ACTIVITY >> All of the data should be restated exactly as it stands.

RECORDS TO PROCESS >>
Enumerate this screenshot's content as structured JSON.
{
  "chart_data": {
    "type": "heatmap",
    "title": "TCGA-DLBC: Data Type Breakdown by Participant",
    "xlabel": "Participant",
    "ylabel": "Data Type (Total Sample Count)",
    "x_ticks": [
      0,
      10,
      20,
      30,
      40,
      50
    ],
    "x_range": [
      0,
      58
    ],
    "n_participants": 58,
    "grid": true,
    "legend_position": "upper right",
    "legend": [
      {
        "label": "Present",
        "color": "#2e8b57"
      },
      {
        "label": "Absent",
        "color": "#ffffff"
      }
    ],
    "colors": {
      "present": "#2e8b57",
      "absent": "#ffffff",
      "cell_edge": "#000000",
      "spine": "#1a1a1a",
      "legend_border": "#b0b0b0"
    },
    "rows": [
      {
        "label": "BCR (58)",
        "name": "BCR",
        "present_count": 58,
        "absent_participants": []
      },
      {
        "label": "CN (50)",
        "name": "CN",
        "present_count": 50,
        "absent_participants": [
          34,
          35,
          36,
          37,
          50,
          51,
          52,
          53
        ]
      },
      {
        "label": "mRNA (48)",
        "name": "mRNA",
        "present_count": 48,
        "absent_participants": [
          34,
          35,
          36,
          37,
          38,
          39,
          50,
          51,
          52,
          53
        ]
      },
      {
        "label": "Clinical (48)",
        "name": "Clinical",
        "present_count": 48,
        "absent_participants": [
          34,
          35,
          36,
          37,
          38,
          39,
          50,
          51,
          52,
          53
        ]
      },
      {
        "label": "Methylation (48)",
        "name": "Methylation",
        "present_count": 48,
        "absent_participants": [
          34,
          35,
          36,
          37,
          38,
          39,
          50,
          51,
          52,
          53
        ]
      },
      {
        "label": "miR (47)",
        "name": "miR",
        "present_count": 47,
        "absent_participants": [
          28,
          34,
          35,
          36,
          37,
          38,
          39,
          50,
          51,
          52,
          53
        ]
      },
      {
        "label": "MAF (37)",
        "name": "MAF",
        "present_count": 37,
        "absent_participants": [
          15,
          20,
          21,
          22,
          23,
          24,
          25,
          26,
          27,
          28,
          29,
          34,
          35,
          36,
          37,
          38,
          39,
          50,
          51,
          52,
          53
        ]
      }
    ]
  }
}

ANSWER TO THIS PROBLEM >>
Enumerate this screenshot's content as structured JSON.
{
  "chart_data": {
    "type": "heatmap",
    "title": "TCGA-DLBC: Data Type Breakdown by Participant",
    "xlabel": "Participant",
    "ylabel": "Data Type (Total Sample Count)",
    "x_ticks": [
      0,
      10,
      20,
      30,
      40,
      50
    ],
    "x_range": [
      0,
      58
    ],
    "n_participants": 58,
    "grid": true,
    "legend_position": "upper right",
    "legend": [
      {
        "label": "Present",
        "color": "#2e8b57"
      },
      {
        "label": "Absent",
        "color": "#ffffff"
      }
    ],
    "colors": {
      "present": "#2e8b57",
      "absent": "#ffffff",
      "cell_edge": "#000000",
      "spine": "#1a1a1a",
      "legend_border": "#b0b0b0"
    },
    "rows": [
      {
        "label": "BCR (58)",
        "name": "BCR",
        "present_count": 58,
        "absent_participants": []
      },
      {
        "label": "CN (50)",
        "name": "CN",
        "present_count": 50,
        "absent_participants": [
          34,
          35,
          36,
          37,
          50,
          51,
          52,
          53
        ]
      },
      {
        "label": "mRNA (48)",
        "name": "mRNA",
        "present_count": 48,
        "absent_participants": [
          34,
          35,
          36,
          37,
          38,
          39,
          50,
          51,
          52,
          53
        ]
      },
      {
        "label": "Clinical (48)",
        "name": "Clinical",
        "present_count": 48,
        "absent_participants": [
          34,
          35,
          36,
          37,
          38,
          39,
          50,
          51,
          52,
          53
        ]
      },
      {
        "label": "Methylation (48)",
        "name": "Methylation",
        "present_count": 48,
        "absent_participants": [
          34,
          35,
          36,
          37,
          38,
          39,
          50,
          51,
          52,
          53
        ]
      },
      {
        "label": "miR (47)",
        "name": "miR",
        "present_count": 47,
        "absent_participants": [
          28,
          34,
          35,
          36,
          37,
          38,
          39,
          50,
          51,
          52,
          53
        ]
      },
      {
        "label": "MAF (37)",
        "name": "MAF",
        "present_count": 37,
        "absent_participants": [
          15,
          20,
          21,
          22,
          23,
          24,
          25,
          26,
          27,
          28,
          29,
          34,
          35,
          36,
          37,
          38,
          39,
          50,
          51,
          52,
          53
        ]
      }
    ]
  }
}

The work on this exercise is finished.